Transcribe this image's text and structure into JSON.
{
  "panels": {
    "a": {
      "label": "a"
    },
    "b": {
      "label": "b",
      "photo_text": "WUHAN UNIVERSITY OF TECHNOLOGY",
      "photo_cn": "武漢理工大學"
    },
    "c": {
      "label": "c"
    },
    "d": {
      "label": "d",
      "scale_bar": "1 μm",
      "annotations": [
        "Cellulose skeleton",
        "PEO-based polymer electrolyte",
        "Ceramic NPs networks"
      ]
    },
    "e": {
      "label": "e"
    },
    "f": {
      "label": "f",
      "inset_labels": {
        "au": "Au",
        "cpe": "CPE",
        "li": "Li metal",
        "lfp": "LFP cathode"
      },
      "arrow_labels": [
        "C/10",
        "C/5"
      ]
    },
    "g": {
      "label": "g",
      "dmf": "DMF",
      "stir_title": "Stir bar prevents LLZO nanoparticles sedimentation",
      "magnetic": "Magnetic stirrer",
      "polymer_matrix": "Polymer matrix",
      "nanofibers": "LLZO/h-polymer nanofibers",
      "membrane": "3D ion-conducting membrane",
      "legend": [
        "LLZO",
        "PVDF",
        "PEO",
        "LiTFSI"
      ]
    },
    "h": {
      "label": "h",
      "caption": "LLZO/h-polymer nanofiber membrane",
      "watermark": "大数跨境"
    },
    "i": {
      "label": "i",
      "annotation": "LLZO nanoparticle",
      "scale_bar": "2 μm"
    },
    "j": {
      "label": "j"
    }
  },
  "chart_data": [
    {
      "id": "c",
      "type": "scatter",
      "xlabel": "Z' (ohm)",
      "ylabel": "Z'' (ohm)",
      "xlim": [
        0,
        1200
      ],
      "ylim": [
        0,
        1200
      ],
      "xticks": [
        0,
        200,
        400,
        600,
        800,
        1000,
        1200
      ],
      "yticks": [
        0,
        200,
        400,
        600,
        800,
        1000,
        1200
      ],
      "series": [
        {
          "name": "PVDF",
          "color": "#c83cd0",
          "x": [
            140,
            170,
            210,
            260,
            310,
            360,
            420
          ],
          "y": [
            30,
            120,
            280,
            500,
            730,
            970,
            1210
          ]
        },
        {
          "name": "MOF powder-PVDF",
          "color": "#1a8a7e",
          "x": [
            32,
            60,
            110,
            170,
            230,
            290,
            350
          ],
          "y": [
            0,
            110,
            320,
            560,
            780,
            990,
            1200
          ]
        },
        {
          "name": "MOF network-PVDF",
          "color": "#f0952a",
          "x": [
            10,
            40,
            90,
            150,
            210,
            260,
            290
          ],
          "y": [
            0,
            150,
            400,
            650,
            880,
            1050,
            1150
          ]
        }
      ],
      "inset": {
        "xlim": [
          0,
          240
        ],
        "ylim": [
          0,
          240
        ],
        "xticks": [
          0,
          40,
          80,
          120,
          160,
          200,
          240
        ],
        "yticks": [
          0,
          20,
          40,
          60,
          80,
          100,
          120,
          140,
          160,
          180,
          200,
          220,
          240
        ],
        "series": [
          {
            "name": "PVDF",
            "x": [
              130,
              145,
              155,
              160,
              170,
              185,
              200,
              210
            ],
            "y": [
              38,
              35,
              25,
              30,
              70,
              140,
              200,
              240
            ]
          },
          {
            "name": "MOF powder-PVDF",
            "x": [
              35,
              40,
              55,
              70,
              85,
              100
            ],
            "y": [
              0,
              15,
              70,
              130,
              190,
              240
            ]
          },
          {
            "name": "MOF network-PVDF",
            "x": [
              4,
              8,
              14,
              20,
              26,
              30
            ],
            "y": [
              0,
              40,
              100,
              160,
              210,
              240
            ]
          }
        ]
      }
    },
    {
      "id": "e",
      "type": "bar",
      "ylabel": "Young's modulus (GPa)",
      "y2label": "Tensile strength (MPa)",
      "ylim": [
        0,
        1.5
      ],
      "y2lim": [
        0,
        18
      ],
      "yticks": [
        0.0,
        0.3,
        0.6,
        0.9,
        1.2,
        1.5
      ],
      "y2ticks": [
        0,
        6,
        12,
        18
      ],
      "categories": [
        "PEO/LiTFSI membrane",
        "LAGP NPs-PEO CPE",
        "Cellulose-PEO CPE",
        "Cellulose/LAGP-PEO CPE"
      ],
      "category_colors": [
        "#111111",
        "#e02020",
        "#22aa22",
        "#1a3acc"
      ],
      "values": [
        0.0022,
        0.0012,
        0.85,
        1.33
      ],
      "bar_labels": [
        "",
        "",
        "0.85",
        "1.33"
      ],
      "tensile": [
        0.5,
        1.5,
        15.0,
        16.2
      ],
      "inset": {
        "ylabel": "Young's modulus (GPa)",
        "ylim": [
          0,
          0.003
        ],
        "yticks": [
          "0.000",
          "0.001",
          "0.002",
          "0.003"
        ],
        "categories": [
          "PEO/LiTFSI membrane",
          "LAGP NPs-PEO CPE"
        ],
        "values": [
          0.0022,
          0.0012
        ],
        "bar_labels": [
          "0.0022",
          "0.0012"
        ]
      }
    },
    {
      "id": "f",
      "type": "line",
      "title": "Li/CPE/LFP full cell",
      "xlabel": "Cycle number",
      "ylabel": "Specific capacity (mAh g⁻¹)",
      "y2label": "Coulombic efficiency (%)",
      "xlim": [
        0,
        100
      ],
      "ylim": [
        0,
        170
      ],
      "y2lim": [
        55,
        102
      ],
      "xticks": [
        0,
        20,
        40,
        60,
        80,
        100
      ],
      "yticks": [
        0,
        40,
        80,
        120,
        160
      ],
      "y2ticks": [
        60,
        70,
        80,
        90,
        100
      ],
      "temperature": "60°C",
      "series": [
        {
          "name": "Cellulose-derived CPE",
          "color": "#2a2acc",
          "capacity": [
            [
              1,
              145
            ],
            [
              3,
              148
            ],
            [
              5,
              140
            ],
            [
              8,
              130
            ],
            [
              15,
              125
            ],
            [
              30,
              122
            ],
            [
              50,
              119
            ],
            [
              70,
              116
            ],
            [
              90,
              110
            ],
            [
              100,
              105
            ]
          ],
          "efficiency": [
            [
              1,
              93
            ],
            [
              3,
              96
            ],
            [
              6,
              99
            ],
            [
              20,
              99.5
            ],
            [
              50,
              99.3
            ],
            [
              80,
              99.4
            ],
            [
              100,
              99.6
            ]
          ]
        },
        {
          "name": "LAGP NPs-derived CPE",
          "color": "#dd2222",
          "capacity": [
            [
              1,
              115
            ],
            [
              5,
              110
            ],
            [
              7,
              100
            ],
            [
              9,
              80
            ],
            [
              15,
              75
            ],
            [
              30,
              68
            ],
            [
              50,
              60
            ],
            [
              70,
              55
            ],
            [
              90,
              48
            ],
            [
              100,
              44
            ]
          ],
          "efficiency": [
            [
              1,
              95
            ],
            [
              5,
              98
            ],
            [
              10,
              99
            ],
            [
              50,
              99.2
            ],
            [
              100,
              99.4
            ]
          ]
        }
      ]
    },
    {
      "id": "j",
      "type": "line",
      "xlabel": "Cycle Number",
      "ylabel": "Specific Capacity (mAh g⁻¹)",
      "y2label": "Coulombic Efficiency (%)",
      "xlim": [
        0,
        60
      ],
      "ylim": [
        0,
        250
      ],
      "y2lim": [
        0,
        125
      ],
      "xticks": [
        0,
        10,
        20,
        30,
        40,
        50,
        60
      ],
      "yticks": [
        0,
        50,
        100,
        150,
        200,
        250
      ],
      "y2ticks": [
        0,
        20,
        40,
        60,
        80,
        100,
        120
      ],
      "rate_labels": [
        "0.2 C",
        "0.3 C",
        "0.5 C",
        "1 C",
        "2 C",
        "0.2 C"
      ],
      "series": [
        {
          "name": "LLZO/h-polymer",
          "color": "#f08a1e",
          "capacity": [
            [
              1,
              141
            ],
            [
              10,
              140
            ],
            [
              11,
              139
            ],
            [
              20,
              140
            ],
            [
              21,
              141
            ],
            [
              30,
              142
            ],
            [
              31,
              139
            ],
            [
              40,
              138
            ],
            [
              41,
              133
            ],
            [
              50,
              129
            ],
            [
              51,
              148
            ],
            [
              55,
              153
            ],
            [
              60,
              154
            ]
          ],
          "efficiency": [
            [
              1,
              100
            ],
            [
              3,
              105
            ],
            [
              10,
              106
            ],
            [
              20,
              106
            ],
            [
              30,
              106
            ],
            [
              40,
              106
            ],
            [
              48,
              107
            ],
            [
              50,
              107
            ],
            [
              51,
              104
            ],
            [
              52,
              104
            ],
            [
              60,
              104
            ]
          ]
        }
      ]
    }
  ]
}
----------
§ What is expected: Select and copy every line from the records that includes the word "Cellulose".

§ Answer to the task:
        "Cellulose skeleton",
        "Cellulose-PEO CPE",
        "Cellulose/LAGP-PEO CPE"
          "name": "Cellulose-derived CPE",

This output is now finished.